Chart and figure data
____________________

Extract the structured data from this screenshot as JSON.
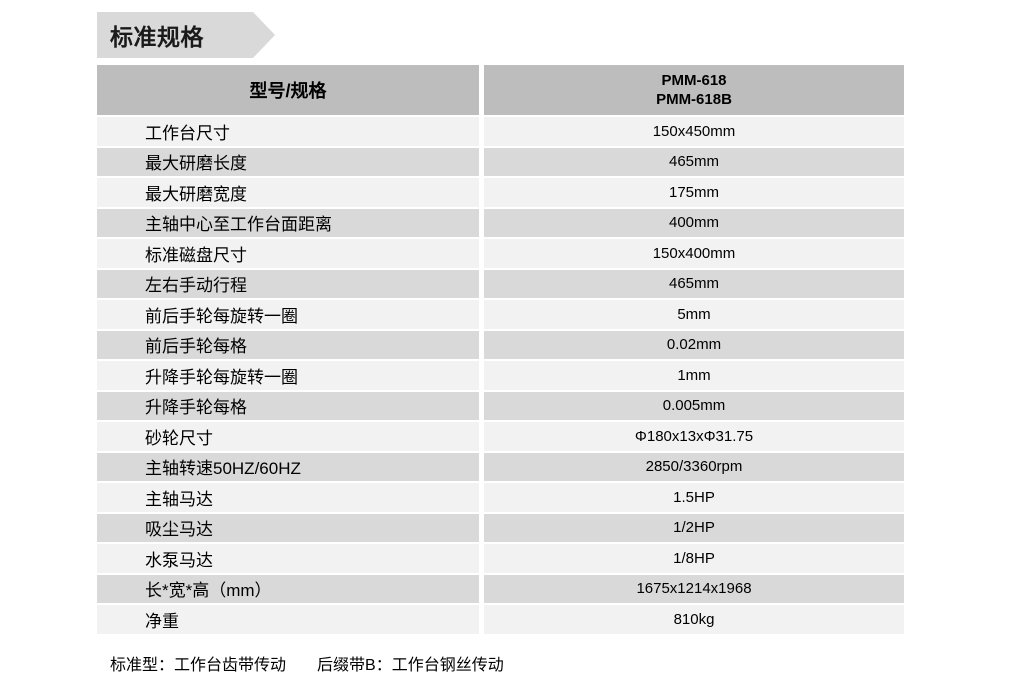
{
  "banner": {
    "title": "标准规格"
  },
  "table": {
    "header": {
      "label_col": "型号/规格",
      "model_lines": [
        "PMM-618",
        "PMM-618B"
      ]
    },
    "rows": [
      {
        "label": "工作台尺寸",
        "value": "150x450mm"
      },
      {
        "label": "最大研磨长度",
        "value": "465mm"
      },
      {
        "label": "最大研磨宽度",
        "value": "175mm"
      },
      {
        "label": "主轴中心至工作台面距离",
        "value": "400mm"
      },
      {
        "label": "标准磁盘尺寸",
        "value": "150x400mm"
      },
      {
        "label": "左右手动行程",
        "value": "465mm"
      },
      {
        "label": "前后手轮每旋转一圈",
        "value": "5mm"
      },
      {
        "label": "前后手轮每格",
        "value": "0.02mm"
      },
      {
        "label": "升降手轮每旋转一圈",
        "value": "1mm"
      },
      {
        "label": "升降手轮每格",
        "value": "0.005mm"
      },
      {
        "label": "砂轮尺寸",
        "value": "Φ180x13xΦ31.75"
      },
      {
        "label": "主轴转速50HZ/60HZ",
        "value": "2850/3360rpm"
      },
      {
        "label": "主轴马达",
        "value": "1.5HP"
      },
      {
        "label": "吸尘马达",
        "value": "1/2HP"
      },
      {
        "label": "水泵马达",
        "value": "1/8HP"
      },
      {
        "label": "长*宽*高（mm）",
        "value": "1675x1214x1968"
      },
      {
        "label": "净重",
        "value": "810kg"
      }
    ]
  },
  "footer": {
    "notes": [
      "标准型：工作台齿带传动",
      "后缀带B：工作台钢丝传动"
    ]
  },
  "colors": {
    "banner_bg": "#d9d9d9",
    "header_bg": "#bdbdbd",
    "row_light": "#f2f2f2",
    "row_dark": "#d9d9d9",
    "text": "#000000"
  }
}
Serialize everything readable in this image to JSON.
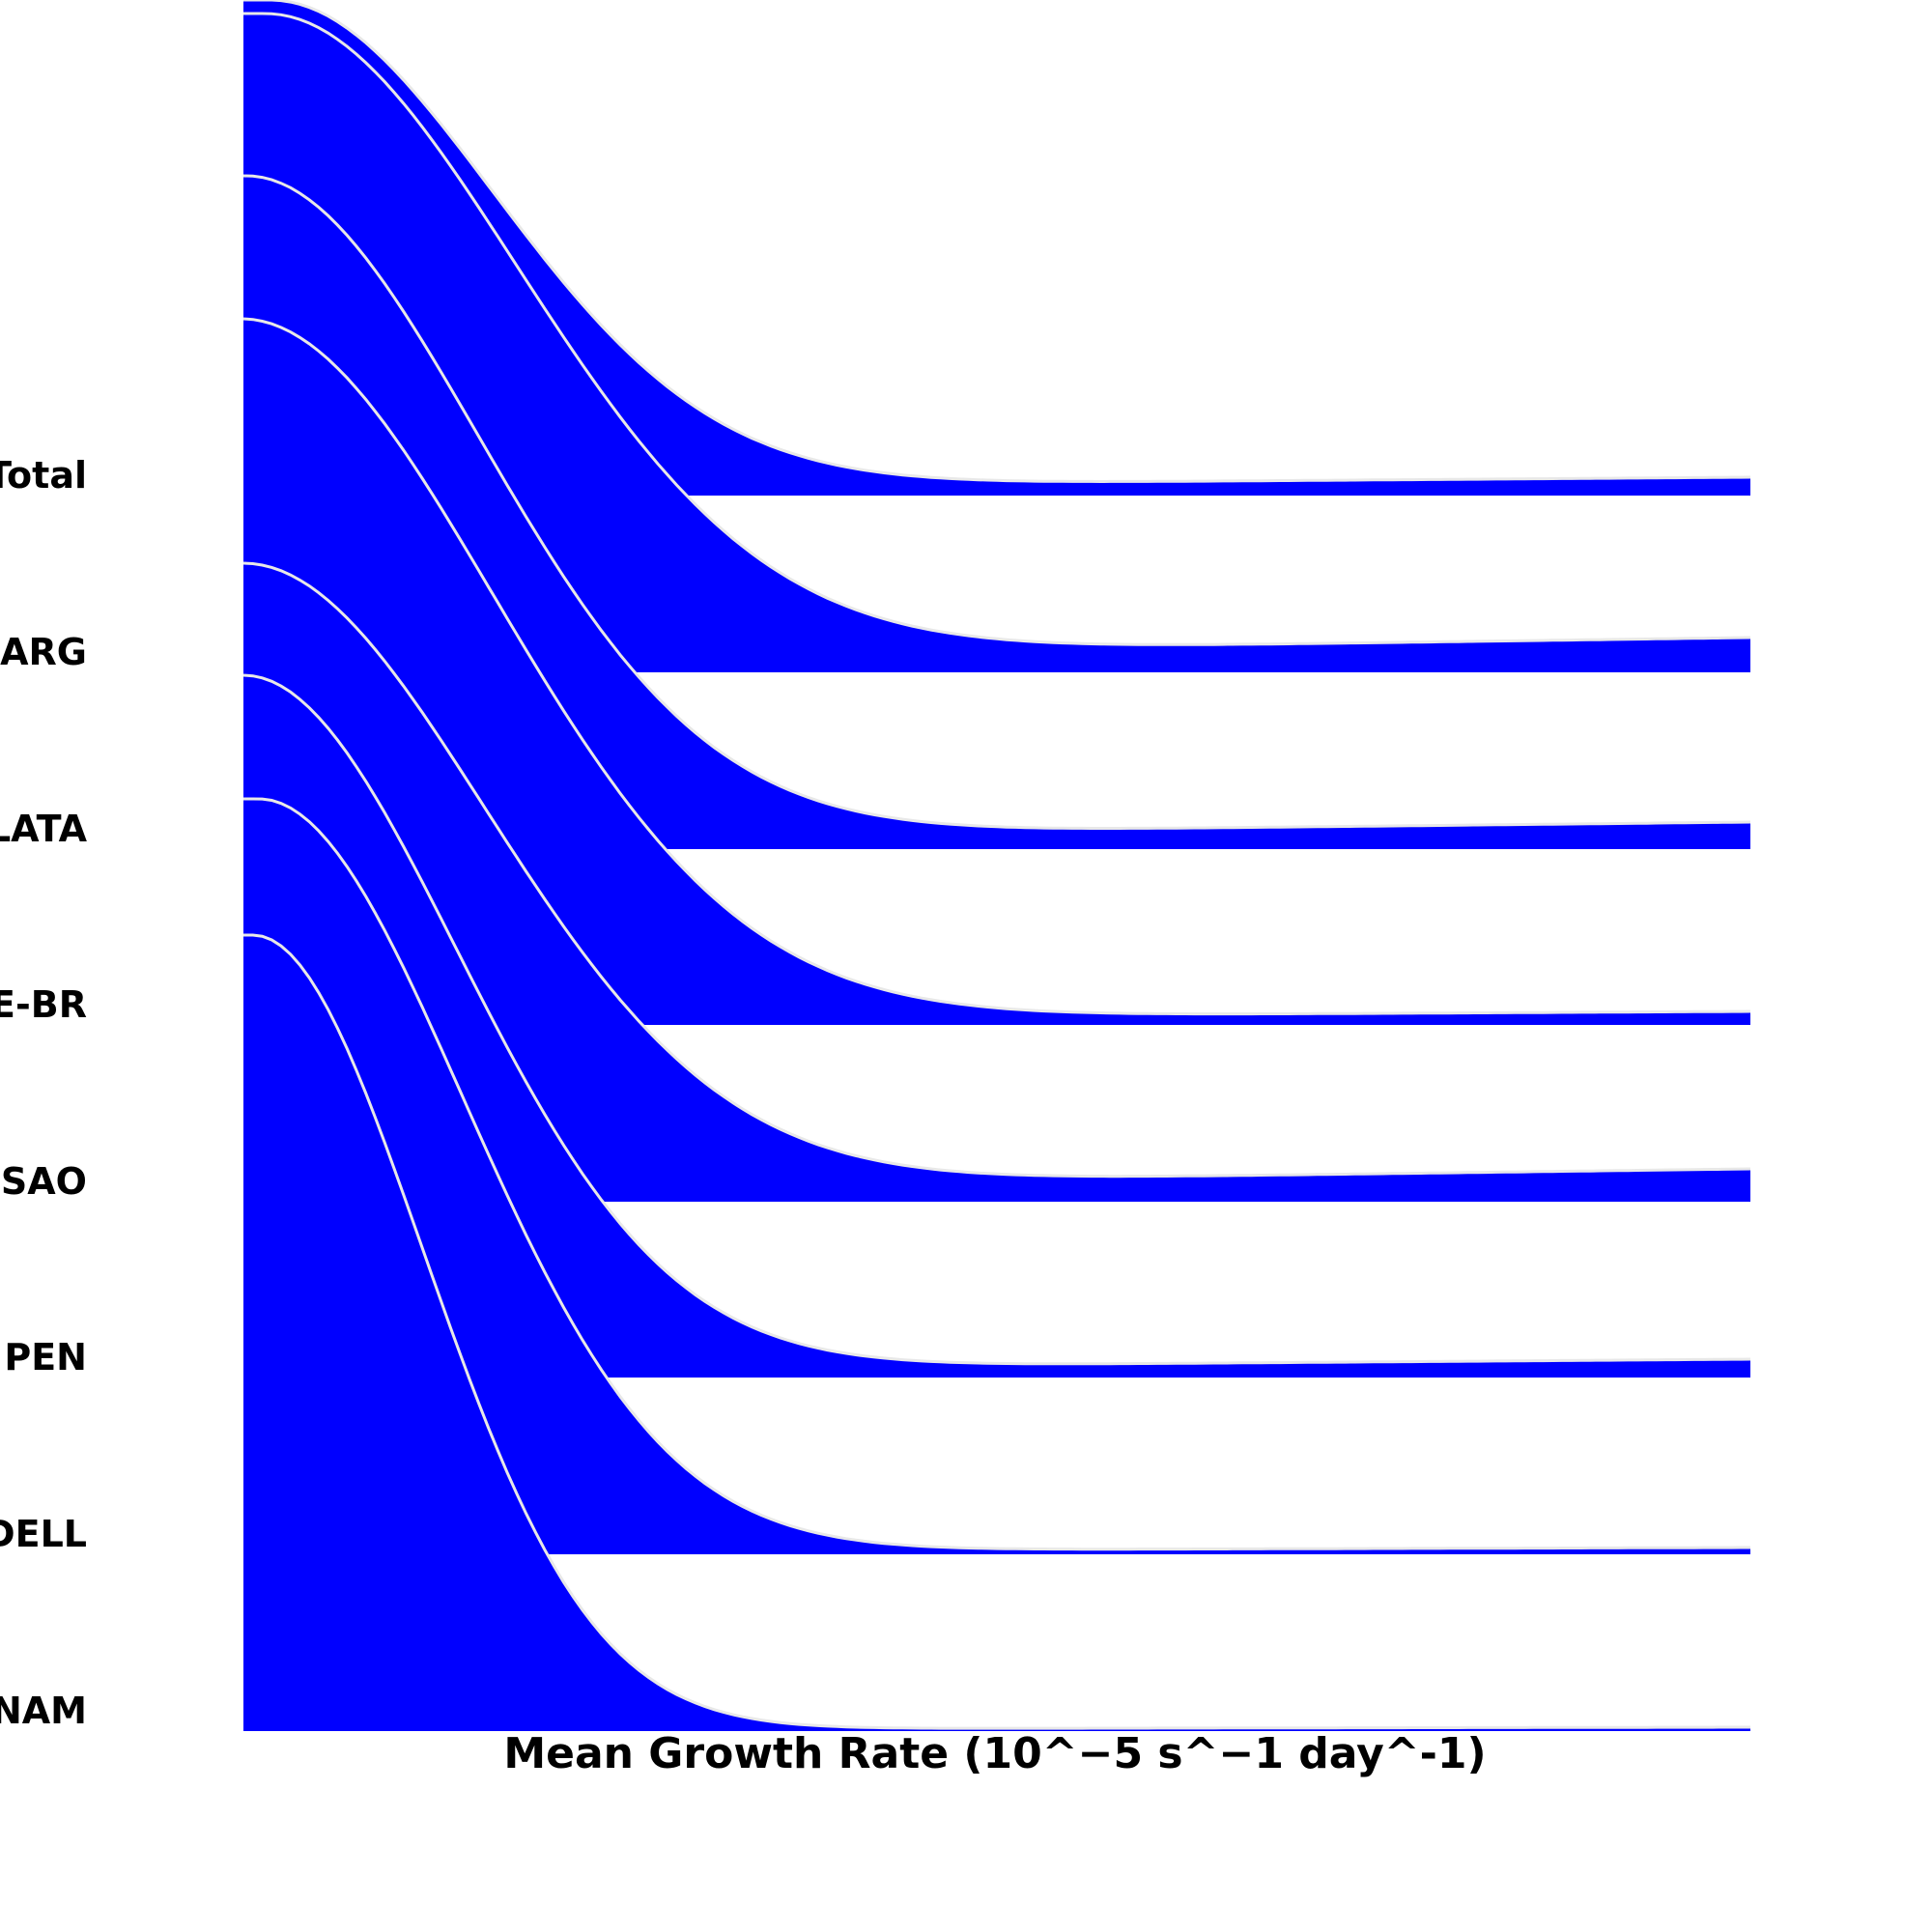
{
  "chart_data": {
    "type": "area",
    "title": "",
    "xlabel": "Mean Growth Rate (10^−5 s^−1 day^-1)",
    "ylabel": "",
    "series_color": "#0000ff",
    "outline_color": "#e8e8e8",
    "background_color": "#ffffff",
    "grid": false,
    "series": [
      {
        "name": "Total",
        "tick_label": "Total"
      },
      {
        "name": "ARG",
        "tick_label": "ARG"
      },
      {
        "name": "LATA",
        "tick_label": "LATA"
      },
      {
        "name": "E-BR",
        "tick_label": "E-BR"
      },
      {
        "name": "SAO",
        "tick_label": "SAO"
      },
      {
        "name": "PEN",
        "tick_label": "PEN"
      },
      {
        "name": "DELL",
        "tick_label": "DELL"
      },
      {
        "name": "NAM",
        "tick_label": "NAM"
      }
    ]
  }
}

____________________

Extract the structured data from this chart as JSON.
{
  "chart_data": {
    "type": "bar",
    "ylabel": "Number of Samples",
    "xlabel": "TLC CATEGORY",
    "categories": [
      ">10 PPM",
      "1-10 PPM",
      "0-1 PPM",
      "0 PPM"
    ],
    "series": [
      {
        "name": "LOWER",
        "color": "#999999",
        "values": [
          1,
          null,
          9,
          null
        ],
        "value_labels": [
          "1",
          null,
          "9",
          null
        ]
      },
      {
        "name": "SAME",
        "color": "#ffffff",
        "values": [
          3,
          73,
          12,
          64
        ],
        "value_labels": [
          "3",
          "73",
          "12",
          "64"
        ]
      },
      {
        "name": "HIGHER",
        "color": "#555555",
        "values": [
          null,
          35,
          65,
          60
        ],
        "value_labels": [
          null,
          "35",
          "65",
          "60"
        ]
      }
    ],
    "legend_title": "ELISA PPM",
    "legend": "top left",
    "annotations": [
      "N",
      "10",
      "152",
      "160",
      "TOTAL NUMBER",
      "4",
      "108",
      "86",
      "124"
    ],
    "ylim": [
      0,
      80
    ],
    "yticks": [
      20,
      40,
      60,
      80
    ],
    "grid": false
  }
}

____________________

**Task objective**:
Find the lines above that include the string "JSON" and copy them.

**Written response**:
Extract the structured data from this screenshot as JSON.
Serialize everything readable in this image to JSON.
Extract the structured data from this chart as JSON.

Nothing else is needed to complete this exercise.